▸ ENTRIES PROVIDED
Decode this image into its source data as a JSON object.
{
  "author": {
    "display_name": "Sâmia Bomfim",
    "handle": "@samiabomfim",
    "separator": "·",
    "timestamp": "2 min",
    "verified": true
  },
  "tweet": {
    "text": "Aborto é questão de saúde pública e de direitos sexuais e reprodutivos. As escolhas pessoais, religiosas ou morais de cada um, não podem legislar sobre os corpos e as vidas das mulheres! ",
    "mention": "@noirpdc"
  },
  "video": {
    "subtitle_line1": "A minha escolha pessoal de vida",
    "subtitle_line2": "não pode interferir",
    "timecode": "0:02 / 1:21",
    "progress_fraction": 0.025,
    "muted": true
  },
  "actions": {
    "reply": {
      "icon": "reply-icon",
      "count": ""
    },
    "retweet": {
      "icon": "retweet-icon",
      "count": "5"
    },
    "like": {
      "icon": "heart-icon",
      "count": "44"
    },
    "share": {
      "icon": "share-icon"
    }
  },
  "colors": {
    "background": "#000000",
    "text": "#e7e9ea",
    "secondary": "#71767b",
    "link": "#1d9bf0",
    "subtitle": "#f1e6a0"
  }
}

▸ GIVEN EXERCISE
In the entries above, identify each line that includes the string "text", then copy it.

▸ TASK RESPONSE
    "text": "Aborto é questão de saúde pública e de direitos sexuais e reprodutivos. As escolhas pessoais, religiosas ou morais de cada um, não podem legislar sobre os corpos e as vidas das mulheres! ",
    "text": "#e7e9ea",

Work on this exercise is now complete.